Restate the records that follow word for word; no pictures should appear.

[Source data]
** START **

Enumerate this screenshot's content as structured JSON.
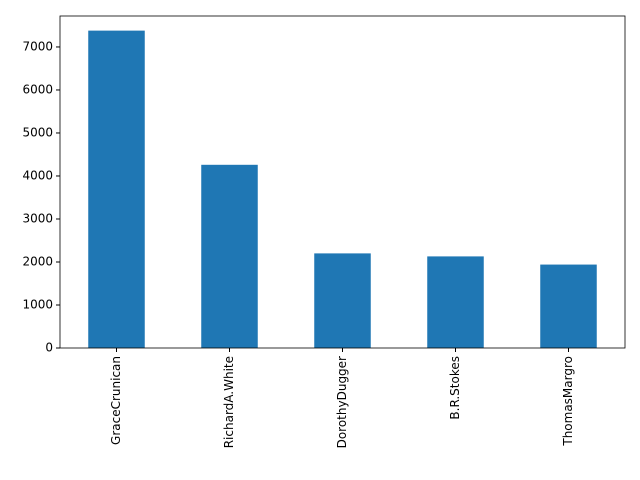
{
  "chart_data": {
    "type": "bar",
    "categories": [
      "GraceCrunican",
      "RichardA.White",
      "DorothyDugger",
      "B.R.Stokes",
      "ThomasMargro"
    ],
    "values": [
      7380,
      4260,
      2200,
      2130,
      1940
    ],
    "color": "#1f77b4",
    "ylim": [
      0,
      7720
    ],
    "yticks": [
      0,
      1000,
      2000,
      3000,
      4000,
      5000,
      6000,
      7000
    ],
    "grid": false
  }
}
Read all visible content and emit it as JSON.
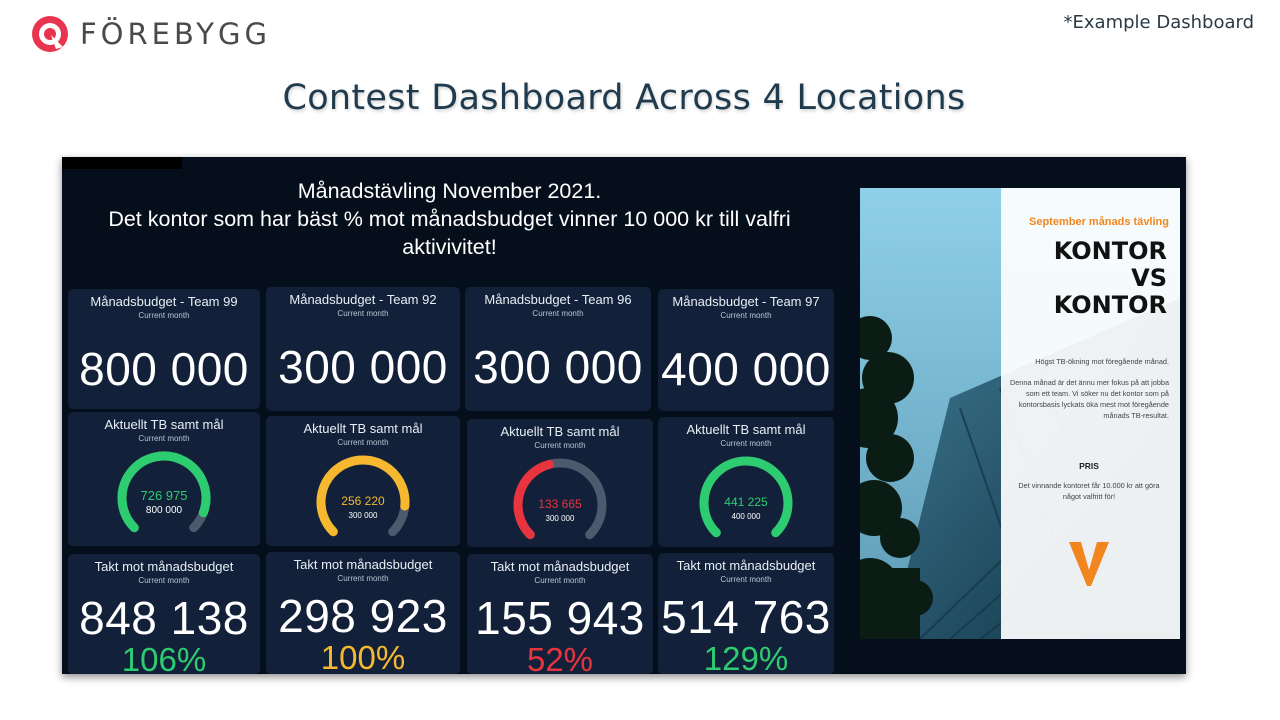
{
  "brand": {
    "name": "FÖREBYGG",
    "logo_color": "#e8344e"
  },
  "example_note": "*Example Dashboard",
  "slide_title": "Contest Dashboard Across 4 Locations",
  "dashboard": {
    "headline_line1": "Månadstävling November 2021.",
    "headline_line2": "Det kontor som har bäst % mot månadsbudget vinner 10 000 kr till valfri aktivivitet!",
    "budget_tiles": [
      {
        "title": "Månadsbudget - Team 99",
        "subtitle": "Current month",
        "value": "800 000"
      },
      {
        "title": "Månadsbudget - Team 92",
        "subtitle": "Current month",
        "value": "300 000"
      },
      {
        "title": "Månadsbudget - Team 96",
        "subtitle": "Current month",
        "value": "300 000"
      },
      {
        "title": "Månadsbudget - Team 97",
        "subtitle": "Current month",
        "value": "400 000"
      }
    ],
    "gauge_tiles": [
      {
        "title": "Aktuellt TB samt mål",
        "subtitle": "Current month",
        "value": "726 975",
        "goal": "800 000",
        "fraction": 0.909,
        "color": "#2ecc71"
      },
      {
        "title": "Aktuellt TB samt mål",
        "subtitle": "Current month",
        "value": "256 220",
        "goal": "300 000",
        "fraction": 0.854,
        "color": "#f5b82e"
      },
      {
        "title": "Aktuellt TB samt mål",
        "subtitle": "Current month",
        "value": "133 665",
        "goal": "300 000",
        "fraction": 0.446,
        "color": "#e8343e"
      },
      {
        "title": "Aktuellt TB samt mål",
        "subtitle": "Current month",
        "value": "441 225",
        "goal": "400 000",
        "fraction": 1.0,
        "color": "#2ecc71"
      }
    ],
    "pace_tiles": [
      {
        "title": "Takt mot månadsbudget",
        "subtitle": "Current month",
        "value": "848 138",
        "percent": "106%",
        "color": "#2ecc71"
      },
      {
        "title": "Takt mot månadsbudget",
        "subtitle": "Current month",
        "value": "298 923",
        "percent": "100%",
        "color": "#f5b82e"
      },
      {
        "title": "Takt mot månadsbudget",
        "subtitle": "Current month",
        "value": "155 943",
        "percent": "52%",
        "color": "#e8343e"
      },
      {
        "title": "Takt mot månadsbudget",
        "subtitle": "Current month",
        "value": "514 763",
        "percent": "129%",
        "color": "#2ecc71"
      }
    ],
    "gauge_track_color": "#4d5a6e"
  },
  "poster": {
    "kicker": "September månads tävling",
    "headline": [
      "KONTOR",
      "VS",
      "KONTOR"
    ],
    "text1": "Högst TB-ökning mot föregående månad.",
    "text2": "Denna månad är det ännu mer fokus på att jobba som ett team. Vi söker nu det kontor som på kontorsbasis lyckats öka mest mot föregående månads TB-resultat.",
    "prize_label": "PRIS",
    "prize_text": "Det vinnande kontoret får 10.000 kr att göra något valfritt för!",
    "accent_color": "#f2861e"
  }
}
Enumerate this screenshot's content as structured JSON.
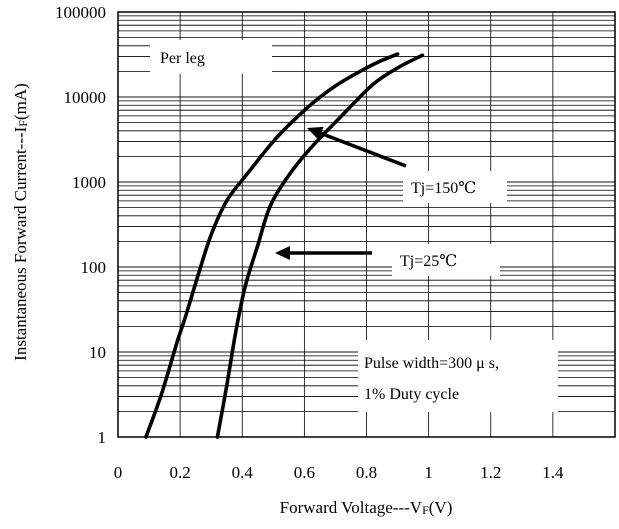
{
  "chart_data": {
    "type": "line",
    "xlabel": "Forward Voltage---V",
    "xlabel_sub": "F",
    "xlabel_unit": "(V)",
    "ylabel": "Instantaneous Forward Current---I",
    "ylabel_sub": "F",
    "ylabel_unit": "(mA)",
    "xlim": [
      0,
      1.6
    ],
    "ylim": [
      1,
      100000
    ],
    "yscale": "log",
    "grid": true,
    "xticks": [
      0,
      0.2,
      0.4,
      0.6,
      0.8,
      1.0,
      1.2,
      1.4
    ],
    "xtick_labels": [
      "0",
      "0.2",
      "0.4",
      "0.6",
      "0.8",
      "1",
      "1.2",
      "1.4"
    ],
    "yticks": [
      1,
      10,
      100,
      1000,
      10000,
      100000
    ],
    "ytick_labels": [
      "1",
      "10",
      "100",
      "1000",
      "10000",
      "100000"
    ],
    "series": [
      {
        "name": "Tj=150℃",
        "x": [
          0.09,
          0.14,
          0.19,
          0.22,
          0.26,
          0.3,
          0.35,
          0.42,
          0.51,
          0.61,
          0.7,
          0.79,
          0.84,
          0.9
        ],
        "y": [
          1,
          3.2,
          13,
          28,
          85,
          240,
          600,
          1300,
          3300,
          7500,
          13500,
          21000,
          26000,
          32000
        ]
      },
      {
        "name": "Tj=25℃",
        "x": [
          0.32,
          0.35,
          0.38,
          0.41,
          0.45,
          0.49,
          0.55,
          0.62,
          0.72,
          0.82,
          0.9,
          0.98
        ],
        "y": [
          1,
          4,
          18,
          60,
          180,
          520,
          1200,
          2500,
          6000,
          14000,
          22000,
          31000
        ]
      }
    ],
    "annotations": {
      "per_leg": "Per leg",
      "tj150": "Tj=150℃",
      "tj25": "Tj=25℃",
      "pulse_line1": "Pulse width=300 μ s,",
      "pulse_line2": "1% Duty cycle"
    }
  }
}
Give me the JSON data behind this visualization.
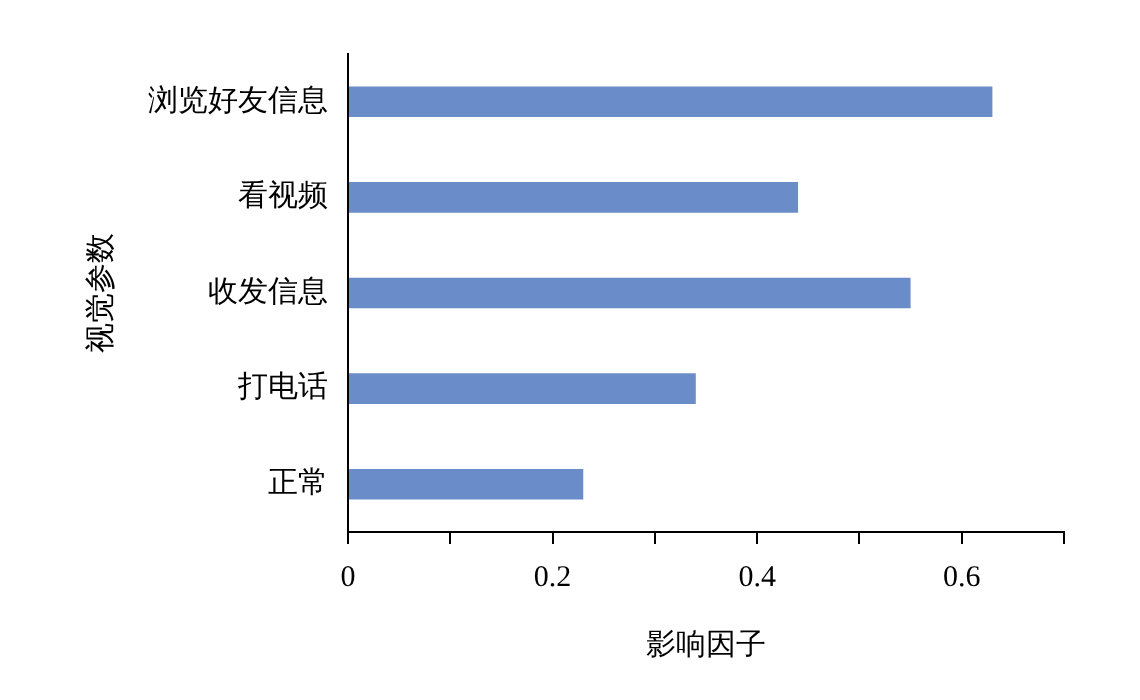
{
  "chart_data": {
    "type": "bar",
    "orientation": "horizontal",
    "xlabel": "影响因子",
    "ylabel": "视觉参数",
    "categories": [
      "浏览好友信息",
      "看视频",
      "收发信息",
      "打电话",
      "正常"
    ],
    "values": [
      0.63,
      0.44,
      0.55,
      0.34,
      0.23
    ],
    "color": "#6a8cc8",
    "xlim": [
      0,
      0.7
    ],
    "xticks": [
      0,
      {
        "value": 0.1,
        "label": null
      },
      0.2,
      {
        "value": 0.3,
        "label": null
      },
      0.4,
      {
        "value": 0.5,
        "label": null
      },
      0.6,
      {
        "value": 0.7,
        "label": null
      }
    ],
    "grid": false,
    "legend": false
  }
}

** END **

Reply:
Enumerate this screenshot's content as structured JSON.
{
  "chart_data": {
    "type": "bar",
    "categories": [
      "GraceCrunican",
      "RichardA.White",
      "DorothyDugger",
      "B.R.Stokes",
      "ThomasMargro"
    ],
    "values": [
      7380,
      4260,
      2200,
      2130,
      1940
    ],
    "color": "#1f77b4",
    "ylim": [
      0,
      7720
    ],
    "yticks": [
      0,
      1000,
      2000,
      3000,
      4000,
      5000,
      6000,
      7000
    ],
    "grid": false
  }
}
Read all visible content and emit it as JSON.
{
  "brand": {
    "name": "FÖREBYGG",
    "logo_color": "#e8344e"
  },
  "example_note": "*Example Dashboard",
  "slide_title": "Contest Dashboard Across 4 Locations",
  "dashboard": {
    "headline_line1": "Månadstävling November 2021.",
    "headline_line2": "Det kontor som har bäst % mot månadsbudget vinner 10 000 kr till valfri aktivivitet!",
    "budget_tiles": [
      {
        "title": "Månadsbudget - Team 99",
        "subtitle": "Current month",
        "value": "800 000"
      },
      {
        "title": "Månadsbudget - Team 92",
        "subtitle": "Current month",
        "value": "300 000"
      },
      {
        "title": "Månadsbudget - Team 96",
        "subtitle": "Current month",
        "value": "300 000"
      },
      {
        "title": "Månadsbudget - Team 97",
        "subtitle": "Current month",
        "value": "400 000"
      }
    ],
    "gauge_tiles": [
      {
        "title": "Aktuellt TB samt mål",
        "subtitle": "Current month",
        "value": "726 975",
        "goal": "800 000",
        "fraction": 0.909,
        "color": "#2ecc71"
      },
      {
        "title": "Aktuellt TB samt mål",
        "subtitle": "Current month",
        "value": "256 220",
        "goal": "300 000",
        "fraction": 0.854,
        "color": "#f5b82e"
      },
      {
        "title": "Aktuellt TB samt mål",
        "subtitle": "Current month",
        "value": "133 665",
        "goal": "300 000",
        "fraction": 0.446,
        "color": "#e8343e"
      },
      {
        "title": "Aktuellt TB samt mål",
        "subtitle": "Current month",
        "value": "441 225",
        "goal": "400 000",
        "fraction": 1.0,
        "color": "#2ecc71"
      }
    ],
    "pace_tiles": [
      {
        "title": "Takt mot månadsbudget",
        "subtitle": "Current month",
        "value": "848 138",
        "percent": "106%",
        "color": "#2ecc71"
      },
      {
        "title": "Takt mot månadsbudget",
        "subtitle": "Current month",
        "value": "298 923",
        "percent": "100%",
        "color": "#f5b82e"
      },
      {
        "title": "Takt mot månadsbudget",
        "subtitle": "Current month",
        "value": "155 943",
        "percent": "52%",
        "color": "#e8343e"
      },
      {
        "title": "Takt mot månadsbudget",
        "subtitle": "Current month",
        "value": "514 763",
        "percent": "129%",
        "color": "#2ecc71"
      }
    ],
    "gauge_track_color": "#4d5a6e"
  },
  "poster": {
    "kicker": "September månads tävling",
    "headline": [
      "KONTOR",
      "VS",
      "KONTOR"
    ],
    "text1": "Högst TB-ökning mot föregående månad.",
    "text2": "Denna månad är det ännu mer fokus på att jobba som ett team. Vi söker nu det kontor som på kontorsbasis lyckats öka mest mot föregående månads TB-resultat.",
    "prize_label": "PRIS",
    "prize_text": "Det vinnande kontoret får 10.000 kr att göra något valfritt för!",
    "accent_color": "#f2861e"
  }
}
Enumerate this screenshot's content as structured JSON.
{
  "chart_data": {
    "type": "line",
    "xlabel": "Forward Voltage---V",
    "xlabel_sub": "F",
    "xlabel_unit": "(V)",
    "ylabel": "Instantaneous Forward Current---I",
    "ylabel_sub": "F",
    "ylabel_unit": "(mA)",
    "xlim": [
      0,
      1.6
    ],
    "ylim": [
      1,
      100000
    ],
    "yscale": "log",
    "grid": true,
    "xticks": [
      0,
      0.2,
      0.4,
      0.6,
      0.8,
      1.0,
      1.2,
      1.4
    ],
    "xtick_labels": [
      "0",
      "0.2",
      "0.4",
      "0.6",
      "0.8",
      "1",
      "1.2",
      "1.4"
    ],
    "yticks": [
      1,
      10,
      100,
      1000,
      10000,
      100000
    ],
    "ytick_labels": [
      "1",
      "10",
      "100",
      "1000",
      "10000",
      "100000"
    ],
    "series": [
      {
        "name": "Tj=150℃",
        "x": [
          0.09,
          0.14,
          0.19,
          0.22,
          0.26,
          0.3,
          0.35,
          0.42,
          0.51,
          0.61,
          0.7,
          0.79,
          0.84,
          0.9
        ],
        "y": [
          1,
          3.2,
          13,
          28,
          85,
          240,
          600,
          1300,
          3300,
          7500,
          13500,
          21000,
          26000,
          32000
        ]
      },
      {
        "name": "Tj=25℃",
        "x": [
          0.32,
          0.35,
          0.38,
          0.41,
          0.45,
          0.49,
          0.55,
          0.62,
          0.72,
          0.82,
          0.9,
          0.98
        ],
        "y": [
          1,
          4,
          18,
          60,
          180,
          520,
          1200,
          2500,
          6000,
          14000,
          22000,
          31000
        ]
      }
    ],
    "annotations": {
      "per_leg": "Per leg",
      "tj150": "Tj=150℃",
      "tj25": "Tj=25℃",
      "pulse_line1": "Pulse width=300 μ s,",
      "pulse_line2": "1% Duty cycle"
    }
  }
}
Give me the JSON data behind this visualization.
{
  "chart_data": {
    "type": "bar",
    "orientation": "horizontal",
    "xlabel": "影响因子",
    "ylabel": "视觉参数",
    "categories": [
      "浏览好友信息",
      "看视频",
      "收发信息",
      "打电话",
      "正常"
    ],
    "values": [
      0.63,
      0.44,
      0.55,
      0.34,
      0.23
    ],
    "color": "#6a8cc8",
    "xlim": [
      0,
      0.7
    ],
    "xticks": [
      0,
      {
        "value": 0.1,
        "label": null
      },
      0.2,
      {
        "value": 0.3,
        "label": null
      },
      0.4,
      {
        "value": 0.5,
        "label": null
      },
      0.6,
      {
        "value": 0.7,
        "label": null
      }
    ],
    "grid": false,
    "legend": false
  }
}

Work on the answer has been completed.